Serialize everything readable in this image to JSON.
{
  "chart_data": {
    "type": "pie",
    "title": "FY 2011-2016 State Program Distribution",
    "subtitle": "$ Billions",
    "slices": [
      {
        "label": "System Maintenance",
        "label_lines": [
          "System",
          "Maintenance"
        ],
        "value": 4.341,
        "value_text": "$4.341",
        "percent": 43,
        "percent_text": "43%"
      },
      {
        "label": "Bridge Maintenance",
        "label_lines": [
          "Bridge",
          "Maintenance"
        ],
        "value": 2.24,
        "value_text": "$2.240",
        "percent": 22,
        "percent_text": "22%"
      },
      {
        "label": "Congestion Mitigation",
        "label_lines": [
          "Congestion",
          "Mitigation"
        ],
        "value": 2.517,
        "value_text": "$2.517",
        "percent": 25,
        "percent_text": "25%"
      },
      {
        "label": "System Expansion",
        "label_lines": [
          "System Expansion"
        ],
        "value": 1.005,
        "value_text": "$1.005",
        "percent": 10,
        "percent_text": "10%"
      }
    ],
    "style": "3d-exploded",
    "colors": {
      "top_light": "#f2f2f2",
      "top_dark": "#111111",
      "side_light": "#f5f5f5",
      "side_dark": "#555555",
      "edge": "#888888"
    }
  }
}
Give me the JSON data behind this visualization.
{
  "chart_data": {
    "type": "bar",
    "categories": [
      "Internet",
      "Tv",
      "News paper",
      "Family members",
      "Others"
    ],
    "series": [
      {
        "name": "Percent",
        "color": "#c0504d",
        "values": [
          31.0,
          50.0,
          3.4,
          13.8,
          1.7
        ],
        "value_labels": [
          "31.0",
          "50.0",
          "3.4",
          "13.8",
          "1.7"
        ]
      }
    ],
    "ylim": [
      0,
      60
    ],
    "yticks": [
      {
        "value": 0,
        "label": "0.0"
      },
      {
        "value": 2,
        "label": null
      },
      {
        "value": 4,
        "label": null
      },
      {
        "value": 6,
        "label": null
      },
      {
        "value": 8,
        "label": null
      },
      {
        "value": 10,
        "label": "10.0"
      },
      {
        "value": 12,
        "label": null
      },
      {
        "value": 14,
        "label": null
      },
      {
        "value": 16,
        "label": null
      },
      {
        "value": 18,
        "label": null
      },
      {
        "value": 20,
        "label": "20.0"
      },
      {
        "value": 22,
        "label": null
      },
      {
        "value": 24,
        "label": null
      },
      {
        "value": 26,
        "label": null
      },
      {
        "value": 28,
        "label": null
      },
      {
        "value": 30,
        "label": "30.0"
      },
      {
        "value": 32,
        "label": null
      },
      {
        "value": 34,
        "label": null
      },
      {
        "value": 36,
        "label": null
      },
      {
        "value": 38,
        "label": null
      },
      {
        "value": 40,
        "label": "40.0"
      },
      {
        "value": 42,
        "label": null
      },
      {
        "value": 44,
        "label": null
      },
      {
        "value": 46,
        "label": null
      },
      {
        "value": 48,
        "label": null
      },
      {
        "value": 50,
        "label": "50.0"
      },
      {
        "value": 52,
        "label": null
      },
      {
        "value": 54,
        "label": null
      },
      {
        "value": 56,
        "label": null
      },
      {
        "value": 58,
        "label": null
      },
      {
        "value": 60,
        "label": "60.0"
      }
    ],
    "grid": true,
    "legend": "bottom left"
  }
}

◆ Given task
Please return the data above exactly as given.

◆ Answer to this exercise
Serialize everything readable in this image to JSON.
{
  "chart_data": {
    "type": "pie",
    "title": "FY 2011-2016 State Program Distribution",
    "subtitle": "$ Billions",
    "slices": [
      {
        "label": "System Maintenance",
        "label_lines": [
          "System",
          "Maintenance"
        ],
        "value": 4.341,
        "value_text": "$4.341",
        "percent": 43,
        "percent_text": "43%"
      },
      {
        "label": "Bridge Maintenance",
        "label_lines": [
          "Bridge",
          "Maintenance"
        ],
        "value": 2.24,
        "value_text": "$2.240",
        "percent": 22,
        "percent_text": "22%"
      },
      {
        "label": "Congestion Mitigation",
        "label_lines": [
          "Congestion",
          "Mitigation"
        ],
        "value": 2.517,
        "value_text": "$2.517",
        "percent": 25,
        "percent_text": "25%"
      },
      {
        "label": "System Expansion",
        "label_lines": [
          "System Expansion"
        ],
        "value": 1.005,
        "value_text": "$1.005",
        "percent": 10,
        "percent_text": "10%"
      }
    ],
    "style": "3d-exploded",
    "colors": {
      "top_light": "#f2f2f2",
      "top_dark": "#111111",
      "side_light": "#f5f5f5",
      "side_dark": "#555555",
      "edge": "#888888"
    }
  }
}
Give me the JSON data behind this visualization.
{
  "chart_data": {
    "type": "bar",
    "categories": [
      "Internet",
      "Tv",
      "News paper",
      "Family members",
      "Others"
    ],
    "series": [
      {
        "name": "Percent",
        "color": "#c0504d",
        "values": [
          31.0,
          50.0,
          3.4,
          13.8,
          1.7
        ],
        "value_labels": [
          "31.0",
          "50.0",
          "3.4",
          "13.8",
          "1.7"
        ]
      }
    ],
    "ylim": [
      0,
      60
    ],
    "yticks": [
      {
        "value": 0,
        "label": "0.0"
      },
      {
        "value": 2,
        "label": null
      },
      {
        "value": 4,
        "label": null
      },
      {
        "value": 6,
        "label": null
      },
      {
        "value": 8,
        "label": null
      },
      {
        "value": 10,
        "label": "10.0"
      },
      {
        "value": 12,
        "label": null
      },
      {
        "value": 14,
        "label": null
      },
      {
        "value": 16,
        "label": null
      },
      {
        "value": 18,
        "label": null
      },
      {
        "value": 20,
        "label": "20.0"
      },
      {
        "value": 22,
        "label": null
      },
      {
        "value": 24,
        "label": null
      },
      {
        "value": 26,
        "label": null
      },
      {
        "value": 28,
        "label": null
      },
      {
        "value": 30,
        "label": "30.0"
      },
      {
        "value": 32,
        "label": null
      },
      {
        "value": 34,
        "label": null
      },
      {
        "value": 36,
        "label": null
      },
      {
        "value": 38,
        "label": null
      },
      {
        "value": 40,
        "label": "40.0"
      },
      {
        "value": 42,
        "label": null
      },
      {
        "value": 44,
        "label": null
      },
      {
        "value": 46,
        "label": null
      },
      {
        "value": 48,
        "label": null
      },
      {
        "value": 50,
        "label": "50.0"
      },
      {
        "value": 52,
        "label": null
      },
      {
        "value": 54,
        "label": null
      },
      {
        "value": 56,
        "label": null
      },
      {
        "value": 58,
        "label": null
      },
      {
        "value": 60,
        "label": "60.0"
      }
    ],
    "grid": true,
    "legend": "bottom left"
  }
}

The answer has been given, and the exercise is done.